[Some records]
□ □ □ □ □ □ □
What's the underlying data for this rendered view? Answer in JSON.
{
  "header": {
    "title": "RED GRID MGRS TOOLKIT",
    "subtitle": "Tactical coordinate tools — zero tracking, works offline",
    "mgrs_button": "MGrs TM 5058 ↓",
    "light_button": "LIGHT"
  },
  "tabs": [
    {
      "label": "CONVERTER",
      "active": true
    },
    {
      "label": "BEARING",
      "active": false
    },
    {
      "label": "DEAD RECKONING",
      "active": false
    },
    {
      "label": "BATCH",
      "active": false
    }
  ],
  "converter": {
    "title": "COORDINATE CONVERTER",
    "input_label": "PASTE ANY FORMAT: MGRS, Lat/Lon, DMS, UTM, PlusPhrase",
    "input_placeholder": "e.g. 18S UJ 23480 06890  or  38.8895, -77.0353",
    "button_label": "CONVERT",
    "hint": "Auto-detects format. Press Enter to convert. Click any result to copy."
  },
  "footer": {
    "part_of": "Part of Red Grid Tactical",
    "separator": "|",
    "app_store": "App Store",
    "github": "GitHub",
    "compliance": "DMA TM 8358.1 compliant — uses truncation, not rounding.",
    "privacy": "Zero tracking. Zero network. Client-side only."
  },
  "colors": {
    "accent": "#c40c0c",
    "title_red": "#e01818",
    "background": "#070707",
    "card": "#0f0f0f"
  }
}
□ □ □ □ □ □ □
From the records above, extract each line exactly as shown.

What's the underlying data for this rendered view? Answer in JSON.
{
  "header": {
    "title": "RED GRID MGRS TOOLKIT",
    "subtitle": "Tactical coordinate tools — zero tracking, works offline",
    "mgrs_button": "MGrs TM 5058 ↓",
    "light_button": "LIGHT"
  },
  "tabs": [
    {
      "label": "CONVERTER",
      "active": true
    },
    {
      "label": "BEARING",
      "active": false
    },
    {
      "label": "DEAD RECKONING",
      "active": false
    },
    {
      "label": "BATCH",
      "active": false
    }
  ],
  "converter": {
    "title": "COORDINATE CONVERTER",
    "input_label": "PASTE ANY FORMAT: MGRS, Lat/Lon, DMS, UTM, PlusPhrase",
    "input_placeholder": "e.g. 18S UJ 23480 06890  or  38.8895, -77.0353",
    "button_label": "CONVERT",
    "hint": "Auto-detects format. Press Enter to convert. Click any result to copy."
  },
  "footer": {
    "part_of": "Part of Red Grid Tactical",
    "separator": "|",
    "app_store": "App Store",
    "github": "GitHub",
    "compliance": "DMA TM 8358.1 compliant — uses truncation, not rounding.",
    "privacy": "Zero tracking. Zero network. Client-side only."
  },
  "colors": {
    "accent": "#c40c0c",
    "title_red": "#e01818",
    "background": "#070707",
    "card": "#0f0f0f"
  }
}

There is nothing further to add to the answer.